▸ PROBLEM
Copy out all the lines in the records that include the word "text".

--- begin DATA SUPPLIED ---

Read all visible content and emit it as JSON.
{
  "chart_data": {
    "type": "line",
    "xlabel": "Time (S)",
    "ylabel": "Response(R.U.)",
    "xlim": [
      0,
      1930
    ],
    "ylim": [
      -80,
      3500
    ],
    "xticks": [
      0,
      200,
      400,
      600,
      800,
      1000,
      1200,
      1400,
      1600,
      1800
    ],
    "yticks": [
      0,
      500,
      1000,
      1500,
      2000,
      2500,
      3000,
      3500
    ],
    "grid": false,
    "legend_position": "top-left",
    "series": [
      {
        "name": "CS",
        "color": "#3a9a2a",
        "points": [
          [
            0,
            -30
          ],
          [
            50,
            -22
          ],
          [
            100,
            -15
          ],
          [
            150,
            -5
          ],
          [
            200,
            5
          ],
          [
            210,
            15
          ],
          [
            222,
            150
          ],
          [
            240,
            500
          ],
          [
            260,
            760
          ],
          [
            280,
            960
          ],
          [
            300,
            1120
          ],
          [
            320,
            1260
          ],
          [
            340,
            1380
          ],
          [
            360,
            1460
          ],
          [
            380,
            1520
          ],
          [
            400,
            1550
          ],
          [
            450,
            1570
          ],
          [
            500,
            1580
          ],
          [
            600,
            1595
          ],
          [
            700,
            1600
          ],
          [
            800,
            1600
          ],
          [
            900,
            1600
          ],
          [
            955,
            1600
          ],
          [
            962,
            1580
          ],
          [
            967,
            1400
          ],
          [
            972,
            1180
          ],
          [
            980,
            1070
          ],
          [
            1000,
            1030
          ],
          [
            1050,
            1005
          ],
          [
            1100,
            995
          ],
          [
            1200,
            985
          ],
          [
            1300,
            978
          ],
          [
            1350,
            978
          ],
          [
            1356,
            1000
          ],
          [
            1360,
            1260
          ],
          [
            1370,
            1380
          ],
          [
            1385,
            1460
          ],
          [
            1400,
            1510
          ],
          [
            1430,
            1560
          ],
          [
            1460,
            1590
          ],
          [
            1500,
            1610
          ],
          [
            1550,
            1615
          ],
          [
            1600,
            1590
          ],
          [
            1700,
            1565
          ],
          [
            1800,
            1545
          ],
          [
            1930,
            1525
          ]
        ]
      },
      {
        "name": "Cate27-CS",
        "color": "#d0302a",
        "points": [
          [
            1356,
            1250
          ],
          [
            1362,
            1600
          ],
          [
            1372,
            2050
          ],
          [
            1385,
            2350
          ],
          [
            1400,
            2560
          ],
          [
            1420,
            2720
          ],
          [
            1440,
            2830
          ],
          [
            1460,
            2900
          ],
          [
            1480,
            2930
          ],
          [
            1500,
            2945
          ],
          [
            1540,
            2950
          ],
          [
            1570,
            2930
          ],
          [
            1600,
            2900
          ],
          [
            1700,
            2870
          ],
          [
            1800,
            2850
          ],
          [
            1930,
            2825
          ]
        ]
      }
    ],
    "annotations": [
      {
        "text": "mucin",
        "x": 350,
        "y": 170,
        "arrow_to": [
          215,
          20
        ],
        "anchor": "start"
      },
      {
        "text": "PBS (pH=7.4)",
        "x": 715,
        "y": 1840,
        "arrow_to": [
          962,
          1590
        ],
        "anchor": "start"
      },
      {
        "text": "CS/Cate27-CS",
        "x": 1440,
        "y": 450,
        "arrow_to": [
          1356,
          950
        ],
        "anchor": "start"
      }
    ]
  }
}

--- end DATA SUPPLIED ---

▸ EXPECTED ANSWER
        "text": "mucin",
        "text": "PBS (pH=7.4)",
        "text": "CS/Cate27-CS",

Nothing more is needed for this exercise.